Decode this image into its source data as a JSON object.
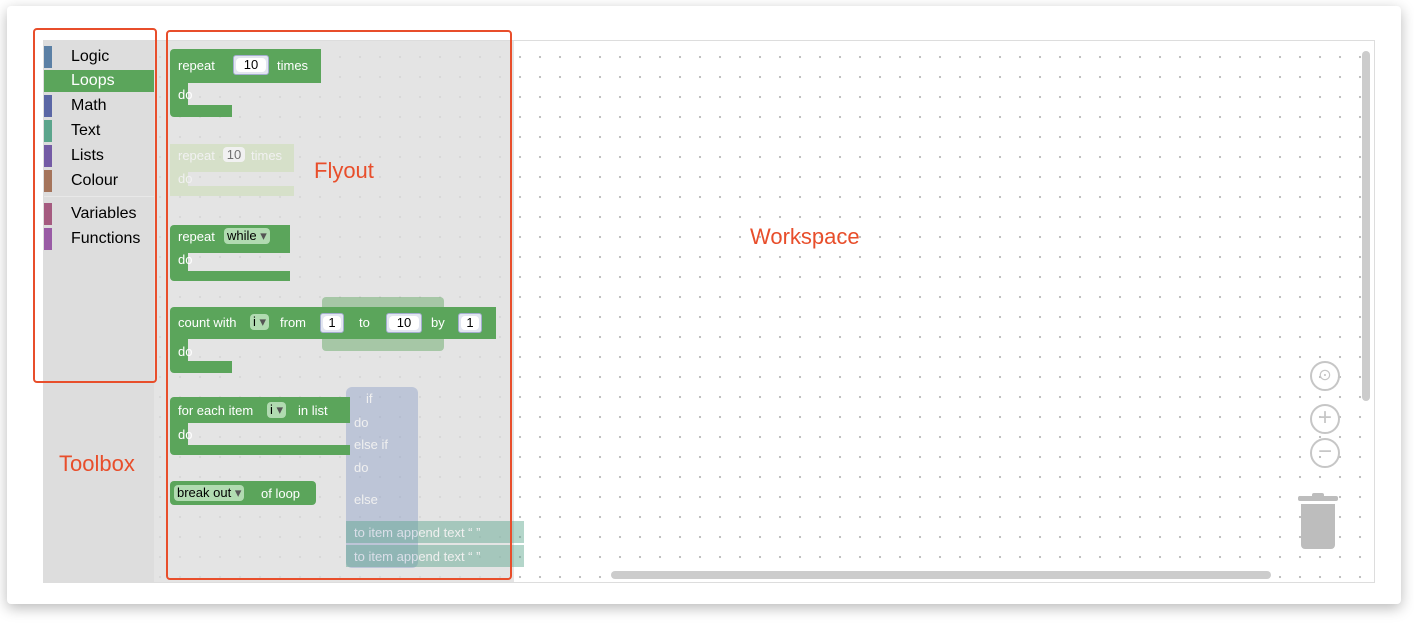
{
  "toolbox": {
    "items": [
      {
        "label": "Logic",
        "color": "#5b80a5"
      },
      {
        "label": "Loops",
        "color": "#5ba55b",
        "selected": true
      },
      {
        "label": "Math",
        "color": "#5b67a5"
      },
      {
        "label": "Text",
        "color": "#5ba58c"
      },
      {
        "label": "Lists",
        "color": "#745ba5"
      },
      {
        "label": "Colour",
        "color": "#a5745b"
      },
      {
        "label": "Variables",
        "color": "#a55b80"
      },
      {
        "label": "Functions",
        "color": "#995ba5"
      }
    ]
  },
  "flyout": {
    "repeat_times": {
      "repeat": "repeat",
      "count": "10",
      "times": "times",
      "do": "do"
    },
    "repeat_times_ghost": {
      "repeat": "repeat",
      "count": "10",
      "times": "times",
      "do": "do"
    },
    "repeat_while": {
      "repeat": "repeat",
      "mode": "while",
      "do": "do"
    },
    "count_with": {
      "label": "count with",
      "var": "i",
      "from": "from",
      "from_val": "1",
      "to": "to",
      "to_val": "10",
      "by": "by",
      "by_val": "1",
      "do": "do"
    },
    "for_each": {
      "label": "for each item",
      "var": "i",
      "in_list": "in list",
      "do": "do"
    },
    "break_out": {
      "mode": "break out",
      "of_loop": "of loop"
    },
    "ghost_if": {
      "if": "if",
      "do1": "do",
      "else_if": "else if",
      "do2": "do",
      "else": "else"
    },
    "ghost_append": {
      "line1": "to item append text “ ”",
      "line2": "to item append text “ ”"
    }
  },
  "annotations": {
    "toolbox": "Toolbox",
    "flyout": "Flyout",
    "workspace": "Workspace"
  },
  "icons": {
    "locate": "crosshair-icon",
    "zoom_in": "plus-icon",
    "zoom_out": "minus-icon",
    "trash": "trash-icon"
  },
  "colors": {
    "loops": "#5ba55b",
    "annotation": "#e84e2b",
    "toolbox_bg": "#dddddd"
  }
}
++++++++++
§ **GOAL**
Omit each picture, then return all of the listing exactly as it stands.

§ **WRITTEN REPLY**
Decode this image into its source data as a JSON object.
{
  "toolbox": {
    "items": [
      {
        "label": "Logic",
        "color": "#5b80a5"
      },
      {
        "label": "Loops",
        "color": "#5ba55b",
        "selected": true
      },
      {
        "label": "Math",
        "color": "#5b67a5"
      },
      {
        "label": "Text",
        "color": "#5ba58c"
      },
      {
        "label": "Lists",
        "color": "#745ba5"
      },
      {
        "label": "Colour",
        "color": "#a5745b"
      },
      {
        "label": "Variables",
        "color": "#a55b80"
      },
      {
        "label": "Functions",
        "color": "#995ba5"
      }
    ]
  },
  "flyout": {
    "repeat_times": {
      "repeat": "repeat",
      "count": "10",
      "times": "times",
      "do": "do"
    },
    "repeat_times_ghost": {
      "repeat": "repeat",
      "count": "10",
      "times": "times",
      "do": "do"
    },
    "repeat_while": {
      "repeat": "repeat",
      "mode": "while",
      "do": "do"
    },
    "count_with": {
      "label": "count with",
      "var": "i",
      "from": "from",
      "from_val": "1",
      "to": "to",
      "to_val": "10",
      "by": "by",
      "by_val": "1",
      "do": "do"
    },
    "for_each": {
      "label": "for each item",
      "var": "i",
      "in_list": "in list",
      "do": "do"
    },
    "break_out": {
      "mode": "break out",
      "of_loop": "of loop"
    },
    "ghost_if": {
      "if": "if",
      "do1": "do",
      "else_if": "else if",
      "do2": "do",
      "else": "else"
    },
    "ghost_append": {
      "line1": "to item append text “ ”",
      "line2": "to item append text “ ”"
    }
  },
  "annotations": {
    "toolbox": "Toolbox",
    "flyout": "Flyout",
    "workspace": "Workspace"
  },
  "icons": {
    "locate": "crosshair-icon",
    "zoom_in": "plus-icon",
    "zoom_out": "minus-icon",
    "trash": "trash-icon"
  },
  "colors": {
    "loops": "#5ba55b",
    "annotation": "#e84e2b",
    "toolbox_bg": "#dddddd"
  }
}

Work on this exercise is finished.